• Objective: State how many lines of the listing below include the word "Collaboration". Give only the number.

Collected data entries
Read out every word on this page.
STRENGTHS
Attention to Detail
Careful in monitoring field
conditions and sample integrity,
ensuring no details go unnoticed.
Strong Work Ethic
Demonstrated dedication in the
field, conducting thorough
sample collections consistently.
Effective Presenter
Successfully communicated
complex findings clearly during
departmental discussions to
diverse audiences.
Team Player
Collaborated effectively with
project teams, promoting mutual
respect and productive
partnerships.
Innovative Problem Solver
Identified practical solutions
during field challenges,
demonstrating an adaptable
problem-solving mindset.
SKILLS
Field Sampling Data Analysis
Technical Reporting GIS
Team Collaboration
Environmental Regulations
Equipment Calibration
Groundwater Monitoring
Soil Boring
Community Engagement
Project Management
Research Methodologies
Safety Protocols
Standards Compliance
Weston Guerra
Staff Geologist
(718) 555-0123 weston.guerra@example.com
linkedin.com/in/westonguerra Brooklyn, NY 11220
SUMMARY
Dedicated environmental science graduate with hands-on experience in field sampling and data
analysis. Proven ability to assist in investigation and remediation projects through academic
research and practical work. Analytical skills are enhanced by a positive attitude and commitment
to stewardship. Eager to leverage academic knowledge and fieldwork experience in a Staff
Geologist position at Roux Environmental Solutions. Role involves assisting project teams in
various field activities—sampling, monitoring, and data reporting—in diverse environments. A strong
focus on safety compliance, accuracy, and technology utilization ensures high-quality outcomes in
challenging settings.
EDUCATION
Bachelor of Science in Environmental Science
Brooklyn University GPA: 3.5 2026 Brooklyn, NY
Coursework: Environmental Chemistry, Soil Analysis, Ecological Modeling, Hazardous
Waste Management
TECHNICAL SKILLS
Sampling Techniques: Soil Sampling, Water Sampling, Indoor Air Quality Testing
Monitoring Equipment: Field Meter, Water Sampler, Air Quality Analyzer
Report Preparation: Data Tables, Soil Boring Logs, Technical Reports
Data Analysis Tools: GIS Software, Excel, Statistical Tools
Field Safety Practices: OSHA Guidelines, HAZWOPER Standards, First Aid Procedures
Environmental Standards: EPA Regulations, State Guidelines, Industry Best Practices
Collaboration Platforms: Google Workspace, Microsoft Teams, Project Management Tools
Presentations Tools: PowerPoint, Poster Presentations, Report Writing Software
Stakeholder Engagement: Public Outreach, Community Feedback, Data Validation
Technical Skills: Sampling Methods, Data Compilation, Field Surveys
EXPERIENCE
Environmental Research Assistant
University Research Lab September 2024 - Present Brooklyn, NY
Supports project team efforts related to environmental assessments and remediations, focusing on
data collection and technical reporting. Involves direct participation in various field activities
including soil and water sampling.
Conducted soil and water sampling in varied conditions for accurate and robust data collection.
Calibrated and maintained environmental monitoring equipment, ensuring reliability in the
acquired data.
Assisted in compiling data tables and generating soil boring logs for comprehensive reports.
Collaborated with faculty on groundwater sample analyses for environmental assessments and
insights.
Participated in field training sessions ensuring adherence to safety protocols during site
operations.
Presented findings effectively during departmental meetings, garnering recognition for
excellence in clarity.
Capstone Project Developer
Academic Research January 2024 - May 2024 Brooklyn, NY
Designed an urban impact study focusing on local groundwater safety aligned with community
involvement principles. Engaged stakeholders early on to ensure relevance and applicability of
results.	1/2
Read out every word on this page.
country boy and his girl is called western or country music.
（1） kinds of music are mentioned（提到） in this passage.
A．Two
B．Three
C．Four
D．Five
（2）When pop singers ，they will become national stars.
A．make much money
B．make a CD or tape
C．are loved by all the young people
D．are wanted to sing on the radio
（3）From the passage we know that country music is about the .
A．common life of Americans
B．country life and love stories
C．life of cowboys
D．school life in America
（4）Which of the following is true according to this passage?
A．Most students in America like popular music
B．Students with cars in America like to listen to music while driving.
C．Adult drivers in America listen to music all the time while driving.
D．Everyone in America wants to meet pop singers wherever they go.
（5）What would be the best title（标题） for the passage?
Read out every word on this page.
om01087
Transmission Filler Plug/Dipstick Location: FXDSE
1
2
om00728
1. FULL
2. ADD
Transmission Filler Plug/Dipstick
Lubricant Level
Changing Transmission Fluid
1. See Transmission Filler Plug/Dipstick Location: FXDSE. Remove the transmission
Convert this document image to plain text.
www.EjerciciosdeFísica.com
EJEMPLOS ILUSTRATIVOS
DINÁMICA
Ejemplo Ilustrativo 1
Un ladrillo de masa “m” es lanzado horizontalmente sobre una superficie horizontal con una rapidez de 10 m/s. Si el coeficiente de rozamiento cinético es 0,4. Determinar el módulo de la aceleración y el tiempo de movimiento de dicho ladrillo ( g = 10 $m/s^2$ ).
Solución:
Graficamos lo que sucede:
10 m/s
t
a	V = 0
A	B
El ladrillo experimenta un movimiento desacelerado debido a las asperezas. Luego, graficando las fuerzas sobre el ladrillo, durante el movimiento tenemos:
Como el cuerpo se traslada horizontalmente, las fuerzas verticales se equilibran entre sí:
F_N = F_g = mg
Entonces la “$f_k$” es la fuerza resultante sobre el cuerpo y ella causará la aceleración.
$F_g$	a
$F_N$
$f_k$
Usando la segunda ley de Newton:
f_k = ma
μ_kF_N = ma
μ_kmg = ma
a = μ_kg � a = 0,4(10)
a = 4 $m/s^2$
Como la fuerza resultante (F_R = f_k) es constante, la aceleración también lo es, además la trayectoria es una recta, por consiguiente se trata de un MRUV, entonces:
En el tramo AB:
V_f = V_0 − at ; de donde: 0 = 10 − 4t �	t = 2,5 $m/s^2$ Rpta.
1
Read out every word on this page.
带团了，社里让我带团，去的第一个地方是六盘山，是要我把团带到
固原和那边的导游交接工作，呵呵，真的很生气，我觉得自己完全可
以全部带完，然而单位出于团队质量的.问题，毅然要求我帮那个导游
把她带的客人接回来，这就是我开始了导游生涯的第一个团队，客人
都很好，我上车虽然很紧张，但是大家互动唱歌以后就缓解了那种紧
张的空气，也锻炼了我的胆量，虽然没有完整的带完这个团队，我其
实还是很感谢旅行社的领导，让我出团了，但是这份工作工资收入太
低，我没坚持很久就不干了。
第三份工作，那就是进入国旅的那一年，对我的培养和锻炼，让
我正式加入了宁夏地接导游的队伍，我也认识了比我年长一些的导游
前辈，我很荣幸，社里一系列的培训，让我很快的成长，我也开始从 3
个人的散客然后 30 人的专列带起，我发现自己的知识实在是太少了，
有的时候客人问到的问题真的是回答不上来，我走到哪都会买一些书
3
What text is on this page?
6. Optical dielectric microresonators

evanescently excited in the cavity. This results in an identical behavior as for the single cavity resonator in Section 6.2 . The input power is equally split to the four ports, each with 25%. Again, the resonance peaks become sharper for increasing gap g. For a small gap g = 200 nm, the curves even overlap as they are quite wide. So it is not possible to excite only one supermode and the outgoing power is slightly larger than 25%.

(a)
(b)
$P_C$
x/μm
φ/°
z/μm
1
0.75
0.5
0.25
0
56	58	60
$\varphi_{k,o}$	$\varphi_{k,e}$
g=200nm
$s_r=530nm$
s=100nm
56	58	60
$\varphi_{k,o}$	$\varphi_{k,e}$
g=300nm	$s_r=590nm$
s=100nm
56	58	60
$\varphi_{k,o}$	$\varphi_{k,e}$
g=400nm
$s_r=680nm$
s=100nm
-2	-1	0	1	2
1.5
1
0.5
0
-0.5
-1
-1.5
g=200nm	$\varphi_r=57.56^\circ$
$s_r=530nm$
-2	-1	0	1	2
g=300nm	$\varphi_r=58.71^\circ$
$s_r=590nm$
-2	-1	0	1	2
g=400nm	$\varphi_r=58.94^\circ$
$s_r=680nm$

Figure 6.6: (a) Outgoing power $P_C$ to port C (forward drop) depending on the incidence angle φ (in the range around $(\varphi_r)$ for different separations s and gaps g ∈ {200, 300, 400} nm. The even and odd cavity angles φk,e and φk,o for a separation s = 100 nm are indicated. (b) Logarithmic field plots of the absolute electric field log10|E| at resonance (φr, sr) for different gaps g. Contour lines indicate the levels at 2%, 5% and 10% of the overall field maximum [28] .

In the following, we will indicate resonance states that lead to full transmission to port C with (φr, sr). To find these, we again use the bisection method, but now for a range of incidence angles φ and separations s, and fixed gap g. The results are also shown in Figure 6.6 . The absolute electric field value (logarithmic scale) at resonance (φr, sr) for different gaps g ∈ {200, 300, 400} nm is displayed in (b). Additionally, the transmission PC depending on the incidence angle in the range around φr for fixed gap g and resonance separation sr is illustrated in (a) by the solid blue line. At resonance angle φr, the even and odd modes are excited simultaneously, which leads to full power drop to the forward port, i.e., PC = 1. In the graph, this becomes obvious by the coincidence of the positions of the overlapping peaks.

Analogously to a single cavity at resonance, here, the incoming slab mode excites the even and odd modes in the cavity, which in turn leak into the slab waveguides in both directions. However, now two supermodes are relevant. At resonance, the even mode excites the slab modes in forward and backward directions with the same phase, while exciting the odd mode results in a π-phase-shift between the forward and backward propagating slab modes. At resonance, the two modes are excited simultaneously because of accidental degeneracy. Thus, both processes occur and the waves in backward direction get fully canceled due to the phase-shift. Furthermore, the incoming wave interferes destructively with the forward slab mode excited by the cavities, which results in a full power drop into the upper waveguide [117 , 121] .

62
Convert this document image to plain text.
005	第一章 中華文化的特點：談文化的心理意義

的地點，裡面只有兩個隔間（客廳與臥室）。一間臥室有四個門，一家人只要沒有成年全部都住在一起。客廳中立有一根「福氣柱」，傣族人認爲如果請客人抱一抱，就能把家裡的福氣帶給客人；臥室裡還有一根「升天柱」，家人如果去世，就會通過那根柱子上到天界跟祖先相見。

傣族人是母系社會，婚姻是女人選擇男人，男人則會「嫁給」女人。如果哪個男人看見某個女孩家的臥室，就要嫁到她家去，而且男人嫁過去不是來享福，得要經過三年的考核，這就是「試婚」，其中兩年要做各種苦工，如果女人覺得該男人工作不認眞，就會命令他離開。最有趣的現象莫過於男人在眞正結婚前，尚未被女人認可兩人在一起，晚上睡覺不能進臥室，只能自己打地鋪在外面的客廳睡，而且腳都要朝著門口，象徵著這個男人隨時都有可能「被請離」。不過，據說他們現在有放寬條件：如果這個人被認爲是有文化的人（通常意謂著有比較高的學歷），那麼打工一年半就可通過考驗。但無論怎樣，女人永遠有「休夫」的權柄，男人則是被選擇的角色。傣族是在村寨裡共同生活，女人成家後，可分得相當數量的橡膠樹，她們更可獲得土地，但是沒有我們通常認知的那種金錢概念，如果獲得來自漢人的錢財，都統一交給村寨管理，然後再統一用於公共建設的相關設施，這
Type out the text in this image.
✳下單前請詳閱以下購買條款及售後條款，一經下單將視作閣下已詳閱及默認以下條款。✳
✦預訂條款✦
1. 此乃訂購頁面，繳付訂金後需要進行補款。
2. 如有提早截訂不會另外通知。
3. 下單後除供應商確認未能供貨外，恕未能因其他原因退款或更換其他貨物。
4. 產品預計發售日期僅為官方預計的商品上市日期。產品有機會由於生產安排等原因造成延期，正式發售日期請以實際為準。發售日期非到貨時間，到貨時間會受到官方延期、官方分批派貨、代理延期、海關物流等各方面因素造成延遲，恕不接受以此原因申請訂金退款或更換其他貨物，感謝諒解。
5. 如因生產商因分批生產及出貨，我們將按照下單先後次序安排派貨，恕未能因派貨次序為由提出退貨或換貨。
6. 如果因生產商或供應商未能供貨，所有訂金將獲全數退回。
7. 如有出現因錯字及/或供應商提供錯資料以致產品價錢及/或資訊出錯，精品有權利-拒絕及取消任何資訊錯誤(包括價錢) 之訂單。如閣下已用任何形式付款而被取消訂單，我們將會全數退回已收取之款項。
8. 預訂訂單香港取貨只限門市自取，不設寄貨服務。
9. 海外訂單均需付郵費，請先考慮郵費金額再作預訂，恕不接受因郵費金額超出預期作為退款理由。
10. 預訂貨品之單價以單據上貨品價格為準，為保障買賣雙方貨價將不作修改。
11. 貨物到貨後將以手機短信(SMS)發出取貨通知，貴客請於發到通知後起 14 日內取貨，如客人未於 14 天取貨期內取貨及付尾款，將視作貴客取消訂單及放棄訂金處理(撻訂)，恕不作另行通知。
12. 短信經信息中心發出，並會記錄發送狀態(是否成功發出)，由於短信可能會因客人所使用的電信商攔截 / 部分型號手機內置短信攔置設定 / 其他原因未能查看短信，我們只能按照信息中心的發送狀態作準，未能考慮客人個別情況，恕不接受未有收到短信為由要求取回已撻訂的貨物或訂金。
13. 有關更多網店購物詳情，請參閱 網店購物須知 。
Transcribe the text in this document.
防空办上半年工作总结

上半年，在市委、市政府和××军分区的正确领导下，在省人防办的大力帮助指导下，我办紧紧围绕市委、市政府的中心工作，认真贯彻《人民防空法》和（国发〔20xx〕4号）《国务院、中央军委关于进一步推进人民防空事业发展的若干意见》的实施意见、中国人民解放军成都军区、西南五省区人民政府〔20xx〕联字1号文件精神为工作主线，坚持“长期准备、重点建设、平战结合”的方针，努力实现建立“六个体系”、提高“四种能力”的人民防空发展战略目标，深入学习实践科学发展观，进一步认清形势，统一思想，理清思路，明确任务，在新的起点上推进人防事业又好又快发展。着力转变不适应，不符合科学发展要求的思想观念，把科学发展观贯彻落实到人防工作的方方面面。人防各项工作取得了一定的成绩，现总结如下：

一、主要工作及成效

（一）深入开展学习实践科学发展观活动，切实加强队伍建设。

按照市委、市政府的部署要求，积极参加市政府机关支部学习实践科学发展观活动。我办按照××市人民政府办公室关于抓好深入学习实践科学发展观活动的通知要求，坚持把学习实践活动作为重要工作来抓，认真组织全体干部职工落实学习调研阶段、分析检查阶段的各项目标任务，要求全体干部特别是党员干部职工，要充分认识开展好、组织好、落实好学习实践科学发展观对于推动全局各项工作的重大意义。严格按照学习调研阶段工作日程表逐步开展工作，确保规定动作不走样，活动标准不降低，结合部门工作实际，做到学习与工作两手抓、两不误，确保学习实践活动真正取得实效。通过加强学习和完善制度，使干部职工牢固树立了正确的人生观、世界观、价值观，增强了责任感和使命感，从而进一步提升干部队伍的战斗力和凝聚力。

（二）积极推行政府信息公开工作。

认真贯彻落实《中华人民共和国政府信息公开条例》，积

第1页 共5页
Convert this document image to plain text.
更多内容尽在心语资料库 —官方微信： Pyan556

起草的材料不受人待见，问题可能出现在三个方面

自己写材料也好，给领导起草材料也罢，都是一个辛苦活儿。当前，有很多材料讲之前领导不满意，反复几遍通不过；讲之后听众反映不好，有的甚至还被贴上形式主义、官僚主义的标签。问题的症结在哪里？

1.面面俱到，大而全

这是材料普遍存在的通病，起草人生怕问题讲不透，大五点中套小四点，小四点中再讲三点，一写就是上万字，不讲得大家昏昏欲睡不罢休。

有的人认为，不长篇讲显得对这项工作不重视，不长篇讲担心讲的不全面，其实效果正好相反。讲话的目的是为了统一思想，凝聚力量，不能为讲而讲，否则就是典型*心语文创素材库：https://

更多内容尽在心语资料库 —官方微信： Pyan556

• Output of the exercise: 2